Short problem: Extract the lines beginning at the one that holds "Extract all the data from this chart as JSON." and ending at the final line of the material below, keeping them exact and leaving out all pictures.

Data shown:

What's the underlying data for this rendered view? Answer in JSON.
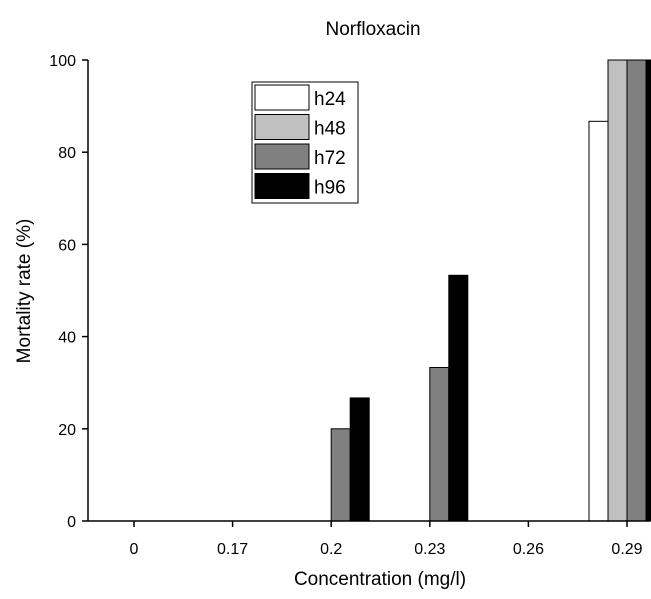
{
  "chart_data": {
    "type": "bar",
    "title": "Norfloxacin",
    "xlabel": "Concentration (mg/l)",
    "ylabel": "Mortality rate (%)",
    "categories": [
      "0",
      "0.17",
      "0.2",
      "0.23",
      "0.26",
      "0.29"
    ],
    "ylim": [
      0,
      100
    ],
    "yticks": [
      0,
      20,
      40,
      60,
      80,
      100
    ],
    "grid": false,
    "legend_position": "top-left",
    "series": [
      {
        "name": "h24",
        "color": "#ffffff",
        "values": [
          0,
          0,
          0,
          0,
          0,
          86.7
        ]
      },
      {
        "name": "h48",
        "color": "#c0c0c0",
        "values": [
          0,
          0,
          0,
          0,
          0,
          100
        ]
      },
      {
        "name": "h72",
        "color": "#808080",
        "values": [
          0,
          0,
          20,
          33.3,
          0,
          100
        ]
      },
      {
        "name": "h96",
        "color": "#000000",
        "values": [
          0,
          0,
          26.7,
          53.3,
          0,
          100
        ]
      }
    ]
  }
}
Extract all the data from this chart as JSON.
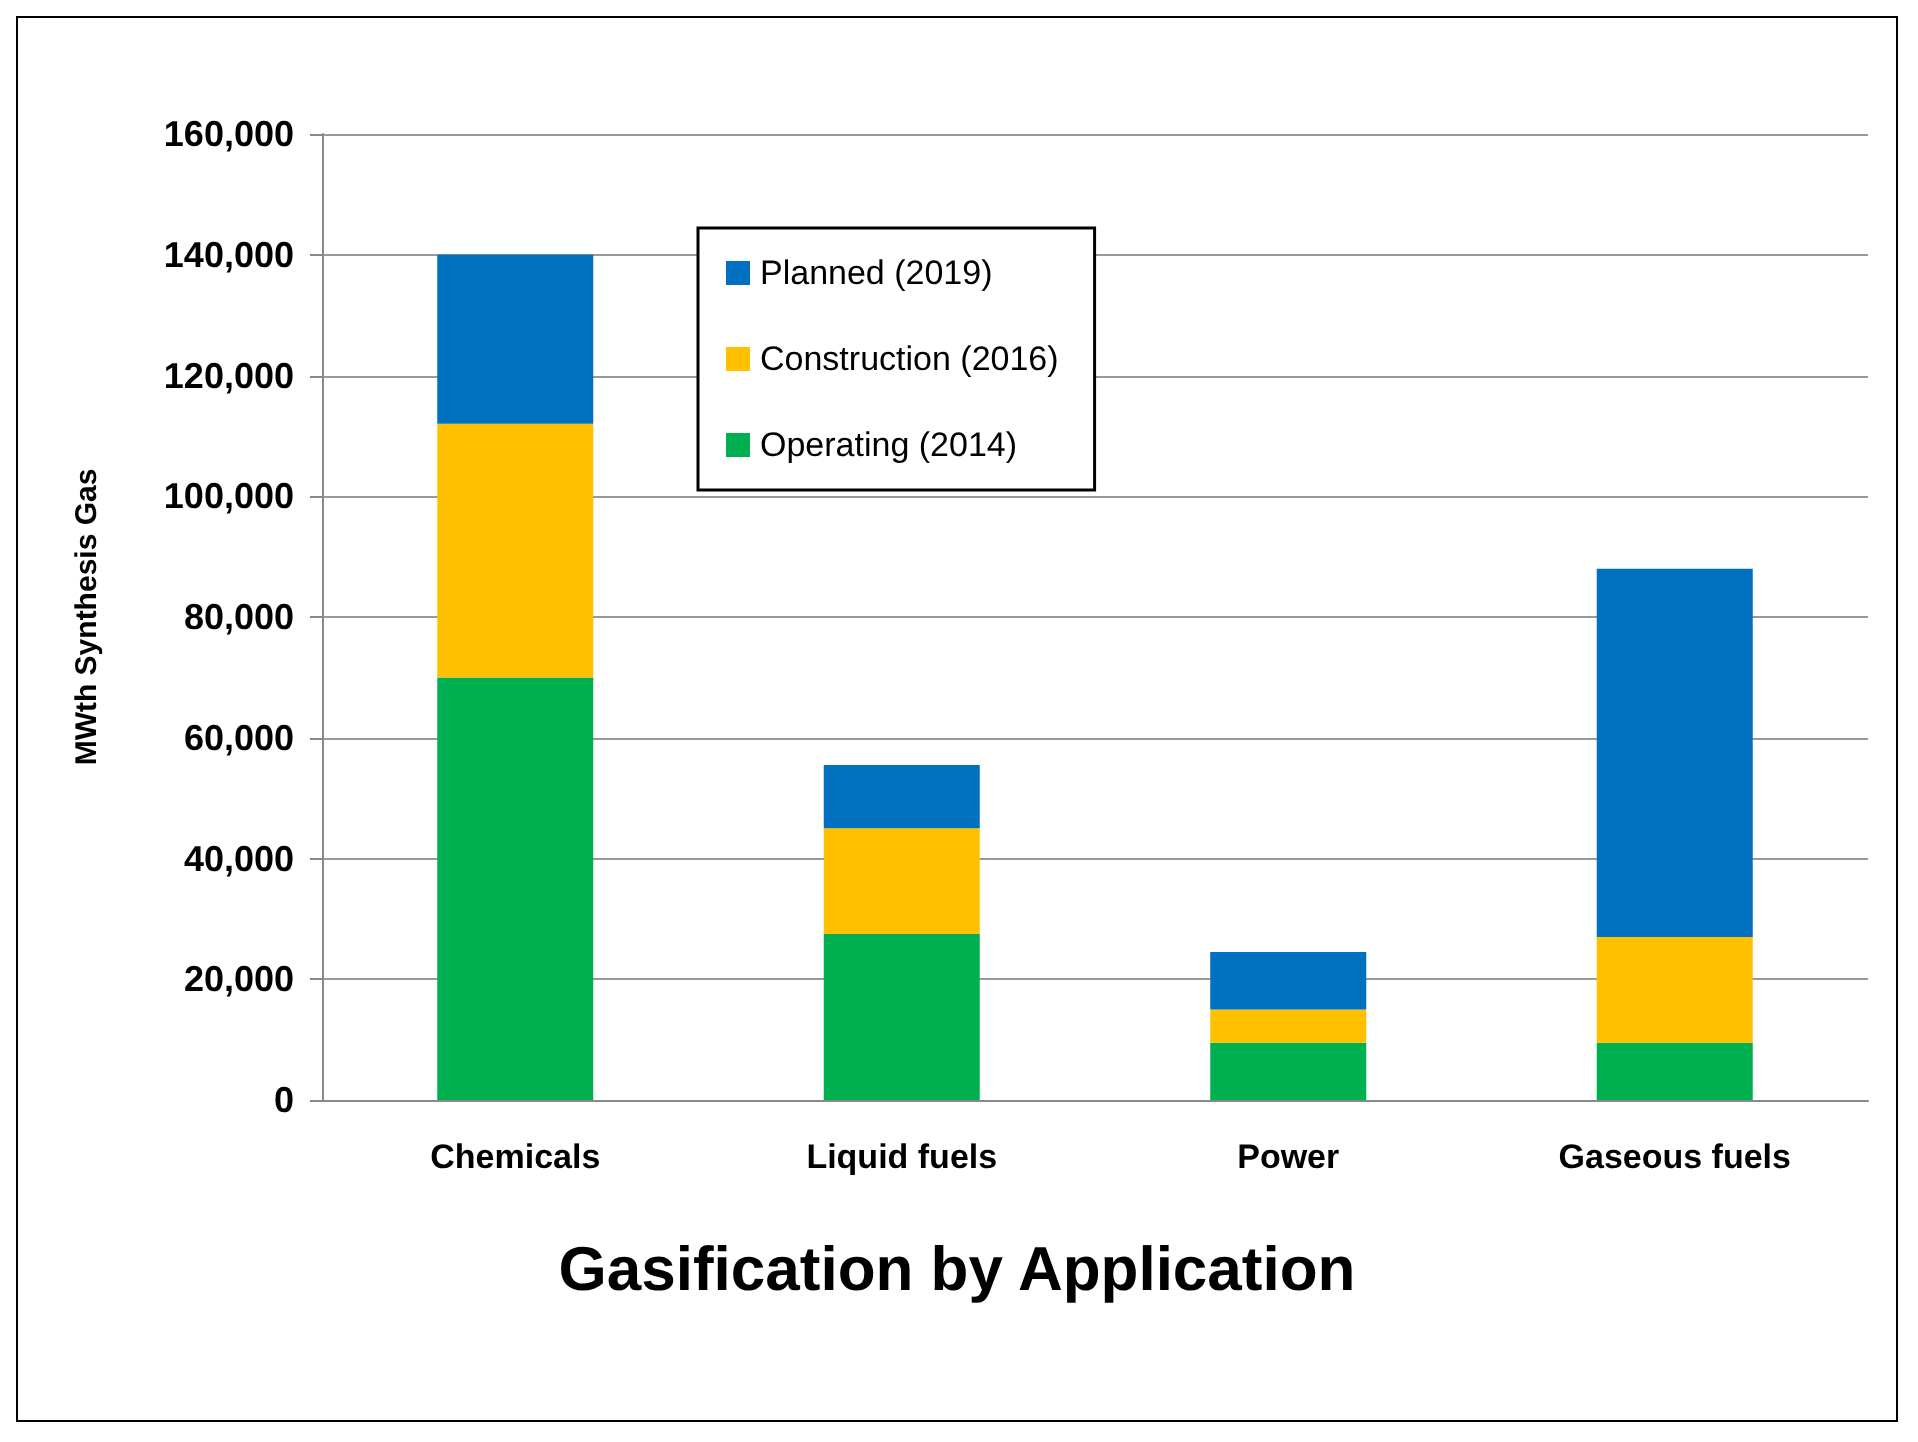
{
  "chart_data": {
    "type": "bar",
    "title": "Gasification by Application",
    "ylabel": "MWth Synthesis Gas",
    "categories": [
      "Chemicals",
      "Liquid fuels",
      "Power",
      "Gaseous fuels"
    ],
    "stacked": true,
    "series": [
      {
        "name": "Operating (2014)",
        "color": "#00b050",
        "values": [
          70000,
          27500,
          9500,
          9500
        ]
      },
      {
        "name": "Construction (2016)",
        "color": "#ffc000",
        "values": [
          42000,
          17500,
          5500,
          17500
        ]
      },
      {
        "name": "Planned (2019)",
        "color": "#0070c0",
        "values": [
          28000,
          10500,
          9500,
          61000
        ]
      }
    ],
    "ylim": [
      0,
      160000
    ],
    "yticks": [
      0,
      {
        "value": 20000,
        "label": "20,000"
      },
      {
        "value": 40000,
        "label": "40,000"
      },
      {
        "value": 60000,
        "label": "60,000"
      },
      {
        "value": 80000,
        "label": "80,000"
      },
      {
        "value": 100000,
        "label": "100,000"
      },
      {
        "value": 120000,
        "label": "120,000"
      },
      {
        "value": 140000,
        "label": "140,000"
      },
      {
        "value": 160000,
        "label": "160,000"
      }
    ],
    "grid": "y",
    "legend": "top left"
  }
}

Solution for this problem:
Extract all the data from this chart as JSON.
{
  "chart_data": {
    "type": "bar",
    "title": "Gasification by Application",
    "ylabel": "MWth Synthesis Gas",
    "categories": [
      "Chemicals",
      "Liquid fuels",
      "Power",
      "Gaseous fuels"
    ],
    "stacked": true,
    "series": [
      {
        "name": "Operating (2014)",
        "color": "#00b050",
        "values": [
          70000,
          27500,
          9500,
          9500
        ]
      },
      {
        "name": "Construction (2016)",
        "color": "#ffc000",
        "values": [
          42000,
          17500,
          5500,
          17500
        ]
      },
      {
        "name": "Planned (2019)",
        "color": "#0070c0",
        "values": [
          28000,
          10500,
          9500,
          61000
        ]
      }
    ],
    "ylim": [
      0,
      160000
    ],
    "yticks": [
      0,
      {
        "value": 20000,
        "label": "20,000"
      },
      {
        "value": 40000,
        "label": "40,000"
      },
      {
        "value": 60000,
        "label": "60,000"
      },
      {
        "value": 80000,
        "label": "80,000"
      },
      {
        "value": 100000,
        "label": "100,000"
      },
      {
        "value": 120000,
        "label": "120,000"
      },
      {
        "value": 140000,
        "label": "140,000"
      },
      {
        "value": 160000,
        "label": "160,000"
      }
    ],
    "grid": "y",
    "legend": "top left"
  }
}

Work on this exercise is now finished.